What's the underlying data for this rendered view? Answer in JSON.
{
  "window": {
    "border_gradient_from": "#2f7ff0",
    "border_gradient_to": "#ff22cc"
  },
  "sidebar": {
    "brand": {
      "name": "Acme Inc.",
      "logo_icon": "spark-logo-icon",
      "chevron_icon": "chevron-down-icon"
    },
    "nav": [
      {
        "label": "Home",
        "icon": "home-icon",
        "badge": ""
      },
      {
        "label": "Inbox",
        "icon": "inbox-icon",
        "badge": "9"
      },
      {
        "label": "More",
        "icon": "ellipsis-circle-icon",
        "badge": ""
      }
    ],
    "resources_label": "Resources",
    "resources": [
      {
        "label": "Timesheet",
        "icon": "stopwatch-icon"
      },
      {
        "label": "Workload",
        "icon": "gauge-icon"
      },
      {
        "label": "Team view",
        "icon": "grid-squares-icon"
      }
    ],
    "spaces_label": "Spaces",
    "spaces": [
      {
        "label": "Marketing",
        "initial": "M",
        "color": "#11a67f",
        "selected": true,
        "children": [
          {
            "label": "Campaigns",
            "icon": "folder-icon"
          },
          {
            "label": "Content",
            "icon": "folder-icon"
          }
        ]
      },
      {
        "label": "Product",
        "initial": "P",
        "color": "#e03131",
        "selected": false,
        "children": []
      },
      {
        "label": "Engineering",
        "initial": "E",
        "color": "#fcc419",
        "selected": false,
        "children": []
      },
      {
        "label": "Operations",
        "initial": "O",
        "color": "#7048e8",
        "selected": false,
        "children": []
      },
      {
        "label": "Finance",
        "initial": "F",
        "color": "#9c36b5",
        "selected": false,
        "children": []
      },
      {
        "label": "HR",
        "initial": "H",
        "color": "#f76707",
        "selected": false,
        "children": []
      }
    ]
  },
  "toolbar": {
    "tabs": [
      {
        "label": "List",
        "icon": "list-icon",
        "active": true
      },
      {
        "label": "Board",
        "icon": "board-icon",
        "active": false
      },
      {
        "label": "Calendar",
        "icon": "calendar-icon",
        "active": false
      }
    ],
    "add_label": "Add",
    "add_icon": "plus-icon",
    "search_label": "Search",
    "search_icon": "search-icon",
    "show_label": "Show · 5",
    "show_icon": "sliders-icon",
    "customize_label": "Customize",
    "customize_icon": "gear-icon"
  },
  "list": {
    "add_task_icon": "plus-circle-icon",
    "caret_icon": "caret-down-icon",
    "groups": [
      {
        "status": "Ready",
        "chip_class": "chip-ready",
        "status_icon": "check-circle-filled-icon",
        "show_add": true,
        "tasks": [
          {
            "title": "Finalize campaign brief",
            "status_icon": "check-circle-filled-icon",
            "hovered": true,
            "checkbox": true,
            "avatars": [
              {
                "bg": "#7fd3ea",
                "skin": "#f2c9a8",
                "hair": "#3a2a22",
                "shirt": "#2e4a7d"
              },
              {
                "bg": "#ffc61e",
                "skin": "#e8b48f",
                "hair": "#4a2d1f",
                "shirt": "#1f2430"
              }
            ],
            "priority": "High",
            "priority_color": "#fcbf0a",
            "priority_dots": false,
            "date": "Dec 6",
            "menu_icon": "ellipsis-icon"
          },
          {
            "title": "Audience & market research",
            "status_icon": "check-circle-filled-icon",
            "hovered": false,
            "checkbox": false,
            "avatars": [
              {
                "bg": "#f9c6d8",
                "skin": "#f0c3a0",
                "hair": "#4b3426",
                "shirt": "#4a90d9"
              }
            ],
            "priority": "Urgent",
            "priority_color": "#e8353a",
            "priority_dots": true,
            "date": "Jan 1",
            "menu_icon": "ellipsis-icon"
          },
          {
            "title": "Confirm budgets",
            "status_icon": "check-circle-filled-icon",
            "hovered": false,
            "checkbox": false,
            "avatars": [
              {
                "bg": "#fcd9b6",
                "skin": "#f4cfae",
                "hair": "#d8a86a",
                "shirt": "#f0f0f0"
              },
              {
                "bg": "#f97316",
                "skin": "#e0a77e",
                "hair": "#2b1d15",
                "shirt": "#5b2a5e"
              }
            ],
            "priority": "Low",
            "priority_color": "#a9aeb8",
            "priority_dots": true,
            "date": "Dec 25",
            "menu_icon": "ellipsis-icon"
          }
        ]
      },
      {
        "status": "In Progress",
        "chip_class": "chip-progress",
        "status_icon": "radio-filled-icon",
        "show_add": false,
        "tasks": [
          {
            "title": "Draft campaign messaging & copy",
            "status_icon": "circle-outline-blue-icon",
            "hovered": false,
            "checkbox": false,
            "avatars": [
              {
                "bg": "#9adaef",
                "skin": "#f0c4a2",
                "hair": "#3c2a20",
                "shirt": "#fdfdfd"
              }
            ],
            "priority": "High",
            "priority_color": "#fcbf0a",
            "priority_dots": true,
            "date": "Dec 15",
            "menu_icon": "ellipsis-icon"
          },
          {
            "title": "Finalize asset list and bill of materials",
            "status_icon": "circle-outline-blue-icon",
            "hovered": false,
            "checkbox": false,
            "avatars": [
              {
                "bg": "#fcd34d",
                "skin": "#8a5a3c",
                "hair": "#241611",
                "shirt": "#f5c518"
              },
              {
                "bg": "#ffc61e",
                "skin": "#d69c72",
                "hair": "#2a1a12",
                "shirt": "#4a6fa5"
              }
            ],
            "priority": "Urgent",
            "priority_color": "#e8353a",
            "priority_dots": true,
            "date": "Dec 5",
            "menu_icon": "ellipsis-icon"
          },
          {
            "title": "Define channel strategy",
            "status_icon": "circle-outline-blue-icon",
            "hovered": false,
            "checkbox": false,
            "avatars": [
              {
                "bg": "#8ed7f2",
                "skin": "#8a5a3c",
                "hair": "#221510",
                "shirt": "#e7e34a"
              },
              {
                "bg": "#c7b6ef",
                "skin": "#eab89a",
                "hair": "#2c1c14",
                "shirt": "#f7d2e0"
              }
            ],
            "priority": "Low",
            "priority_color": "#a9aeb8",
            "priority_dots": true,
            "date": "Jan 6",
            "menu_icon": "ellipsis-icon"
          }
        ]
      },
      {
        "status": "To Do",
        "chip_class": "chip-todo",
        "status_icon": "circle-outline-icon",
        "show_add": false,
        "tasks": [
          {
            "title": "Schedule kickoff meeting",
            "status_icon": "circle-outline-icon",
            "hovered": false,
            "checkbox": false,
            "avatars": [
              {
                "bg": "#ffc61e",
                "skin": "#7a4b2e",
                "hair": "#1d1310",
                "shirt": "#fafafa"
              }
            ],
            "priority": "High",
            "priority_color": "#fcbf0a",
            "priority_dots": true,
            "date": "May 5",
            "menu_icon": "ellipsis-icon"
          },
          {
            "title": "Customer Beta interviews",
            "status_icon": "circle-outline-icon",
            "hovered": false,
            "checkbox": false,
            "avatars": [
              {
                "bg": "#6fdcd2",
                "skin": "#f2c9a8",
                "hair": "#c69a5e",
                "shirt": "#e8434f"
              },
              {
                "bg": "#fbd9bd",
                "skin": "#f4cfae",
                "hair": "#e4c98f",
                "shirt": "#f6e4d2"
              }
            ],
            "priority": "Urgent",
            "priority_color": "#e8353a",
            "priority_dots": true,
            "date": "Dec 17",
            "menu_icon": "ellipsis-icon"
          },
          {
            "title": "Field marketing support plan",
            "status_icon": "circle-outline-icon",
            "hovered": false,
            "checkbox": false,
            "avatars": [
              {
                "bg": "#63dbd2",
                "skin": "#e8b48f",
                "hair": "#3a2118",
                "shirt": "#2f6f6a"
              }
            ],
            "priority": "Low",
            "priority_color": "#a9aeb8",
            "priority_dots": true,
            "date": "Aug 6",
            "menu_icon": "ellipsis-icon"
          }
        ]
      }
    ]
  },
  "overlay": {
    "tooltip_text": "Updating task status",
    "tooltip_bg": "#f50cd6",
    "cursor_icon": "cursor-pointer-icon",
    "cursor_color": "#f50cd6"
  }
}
○ ○ ○ ○ ○ ○ ○
## Your goal
Whichever lines contain the string "initial", select and copy them.

## Exercise solution
        "initial": "M",
        "initial": "P",
        "initial": "E",
        "initial": "O",
        "initial": "F",
        "initial": "H",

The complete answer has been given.